◆ WHAT YOU NEED TO DO ◆
Write out the records that appear below, verbatim and complete, but without pictures.

(A run of records)
───

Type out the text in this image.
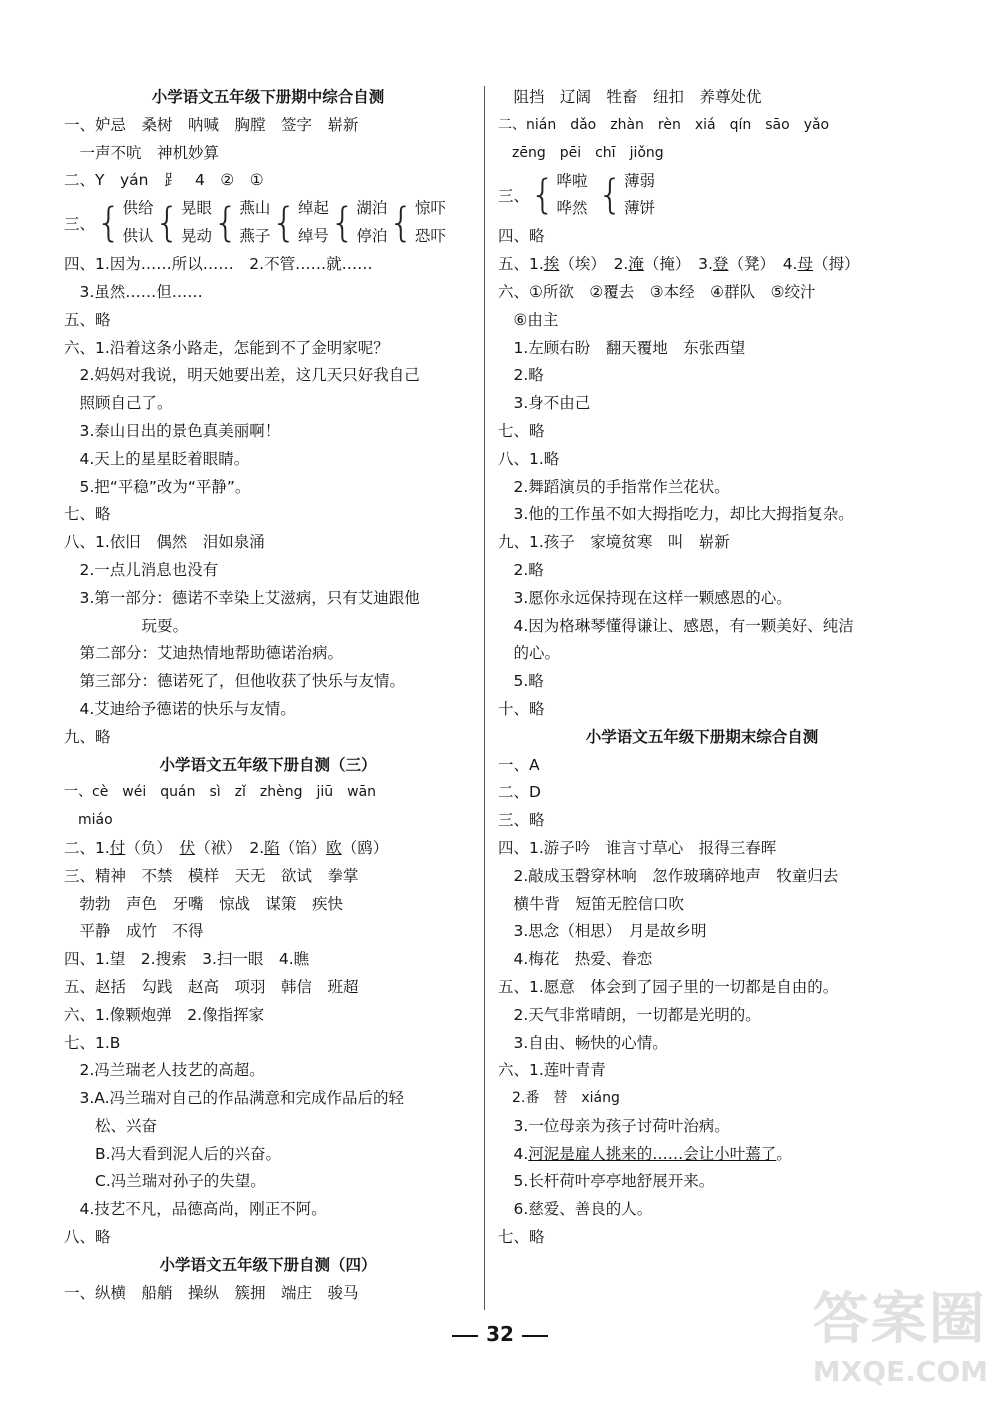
小学语文五年级下册期中综合自测
一、妒忌　桑树　呐喊　胸膛　签字　崭新
　一声不吭　神机妙算
二、Y　yán　⻊　4　②　①
三、 { 供给
供认 { 晃眼
晃动 { 燕山
燕子 { 绰起
绰号 { 湖泊
停泊 { 惊吓
恐吓
四、1.因为……所以……　2.不管……就……
　3.虽然……但……
五、略
六、1.沿着这条小路走，怎能到不了金明家呢？
　2.妈妈对我说，明天她要出差，这几天只好我自己
　照顾自己了。
　3.泰山日出的景色真美丽啊！
　4.天上的星星眨着眼睛。
　5.把“平稳”改为“平静”。
七、略
八、1.依旧　偶然　泪如泉涌
　2.一点儿消息也没有
　3.第一部分：德诺不幸染上艾滋病，只有艾迪跟他
　　　　　玩耍。
　第二部分：艾迪热情地帮助德诺治病。
　第三部分：德诺死了，但他收获了快乐与友情。
　4.艾迪给予德诺的快乐与友情。
九、略
小学语文五年级下册自测（三）
一、cè　wéi　quán　sì　zǐ　zhèng　jiū　wān
　miáo
二、1.付（负）　伏（袱）　2.陷（馅）欧（鸥）
三、精神　不禁　模样　天无　欲试　拳掌
　勃勃　声色　牙嘴　惊战　谋策　疾快
　平静　成竹　不得
四、1.望　2.搜索　3.扫一眼　4.瞧
五、赵括　勾践　赵高　项羽　韩信　班超
六、1.像颗炮弹　2.像指挥家
七、1.B
　2.冯兰瑞老人技艺的高超。
　3.A.冯兰瑞对自己的作品满意和完成作品后的轻
　　松、兴奋
　　B.冯大看到泥人后的兴奋。
　　C.冯兰瑞对孙子的失望。
　4.技艺不凡，品德高尚，刚正不阿。
八、略
小学语文五年级下册自测（四）
一、纵横　船艄　操纵　簇拥　端庄　骏马
　阻挡　辽阔　牲畜　纽扣　养尊处优
二、nián　dǎo　zhàn　rèn　xiá　qín　sāo　yǎo
　zēng　pēi　chī　jiǒng
三、 { 哗啦
哗然 { 薄弱
薄饼
四、略
五、1.挨（埃）　2.淹（掩）　3.登（凳）　4.母（拇）
六、①所欲　②覆去　③本经　④群队　⑤绞汁
　⑥由主
　1.左顾右盼　翻天覆地　东张西望
　2.略
　3.身不由己
七、略
八、1.略
　2.舞蹈演员的手指常作兰花状。
　3.他的工作虽不如大拇指吃力，却比大拇指复杂。
九、1.孩子　家境贫寒　叫　崭新
　2.略
　3.愿你永远保持现在这样一颗感恩的心。
　4.因为格琳琴懂得谦让、感恩，有一颗美好、纯洁
　的心。
　5.略
十、略
小学语文五年级下册期末综合自测
一、A
二、D
三、略
四、1.游子吟　谁言寸草心　报得三春晖
　2.敲成玉磬穿林响　忽作玻璃碎地声　牧童归去
　横牛背　短笛无腔信口吹
　3.思念（相思）　月是故乡明
　4.梅花　热爱、眷恋
五、1.愿意　体会到了园子里的一切都是自由的。
　2.天气非常晴朗，一切都是光明的。
　3.自由、畅快的心情。
六、1.莲叶青青
　2.番　替　xiáng
　3.一位母亲为孩子讨荷叶治病。
　4.河泥是雇人挑来的……会让小叶蔫了。
　5.长杆荷叶亭亭地舒展开来。
　6.慈爱、善良的人。
七、略
32	答案圈
MXQE.COM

───

◆ TASK OUTPUT ◆
Type out the text in this image.
小学语文五年级下册期中综合自测
一、妒忌　桑树　呐喊　胸膛　签字　崭新
　一声不吭　神机妙算
二、Y　yán　⻊　4　②　①
三、 { 供给
供认 { 晃眼
晃动 { 燕山
燕子 { 绰起
绰号 { 湖泊
停泊 { 惊吓
恐吓
四、1.因为……所以……　2.不管……就……
　3.虽然……但……
五、略
六、1.沿着这条小路走，怎能到不了金明家呢？
　2.妈妈对我说，明天她要出差，这几天只好我自己
　照顾自己了。
　3.泰山日出的景色真美丽啊！
　4.天上的星星眨着眼睛。
　5.把“平稳”改为“平静”。
七、略
八、1.依旧　偶然　泪如泉涌
　2.一点儿消息也没有
　3.第一部分：德诺不幸染上艾滋病，只有艾迪跟他
　　　　　玩耍。
　第二部分：艾迪热情地帮助德诺治病。
　第三部分：德诺死了，但他收获了快乐与友情。
　4.艾迪给予德诺的快乐与友情。
九、略
小学语文五年级下册自测（三）
一、cè　wéi　quán　sì　zǐ　zhèng　jiū　wān
　miáo
二、1.付（负）　伏（袱）　2.陷（馅）欧（鸥）
三、精神　不禁　模样　天无　欲试　拳掌
　勃勃　声色　牙嘴　惊战　谋策　疾快
　平静　成竹　不得
四、1.望　2.搜索　3.扫一眼　4.瞧
五、赵括　勾践　赵高　项羽　韩信　班超
六、1.像颗炮弹　2.像指挥家
七、1.B
　2.冯兰瑞老人技艺的高超。
　3.A.冯兰瑞对自己的作品满意和完成作品后的轻
　　松、兴奋
　　B.冯大看到泥人后的兴奋。
　　C.冯兰瑞对孙子的失望。
　4.技艺不凡，品德高尚，刚正不阿。
八、略
小学语文五年级下册自测（四）
一、纵横　船艄　操纵　簇拥　端庄　骏马
　阻挡　辽阔　牲畜　纽扣　养尊处优
二、nián　dǎo　zhàn　rèn　xiá　qín　sāo　yǎo
　zēng　pēi　chī　jiǒng
三、 { 哗啦
哗然 { 薄弱
薄饼
四、略
五、1.挨（埃）　2.淹（掩）　3.登（凳）　4.母（拇）
六、①所欲　②覆去　③本经　④群队　⑤绞汁
　⑥由主
　1.左顾右盼　翻天覆地　东张西望
　2.略
　3.身不由己
七、略
八、1.略
　2.舞蹈演员的手指常作兰花状。
　3.他的工作虽不如大拇指吃力，却比大拇指复杂。
九、1.孩子　家境贫寒　叫　崭新
　2.略
　3.愿你永远保持现在这样一颗感恩的心。
　4.因为格琳琴懂得谦让、感恩，有一颗美好、纯洁
　的心。
　5.略
十、略
小学语文五年级下册期末综合自测
一、A
二、D
三、略
四、1.游子吟　谁言寸草心　报得三春晖
　2.敲成玉磬穿林响　忽作玻璃碎地声　牧童归去
　横牛背　短笛无腔信口吹
　3.思念（相思）　月是故乡明
　4.梅花　热爱、眷恋
五、1.愿意　体会到了园子里的一切都是自由的。
　2.天气非常晴朗，一切都是光明的。
　3.自由、畅快的心情。
六、1.莲叶青青
　2.番　替　xiáng
　3.一位母亲为孩子讨荷叶治病。
　4.河泥是雇人挑来的……会让小叶蔫了。
　5.长杆荷叶亭亭地舒展开来。
　6.慈爱、善良的人。
七、略
32	答案圈
MXQE.COM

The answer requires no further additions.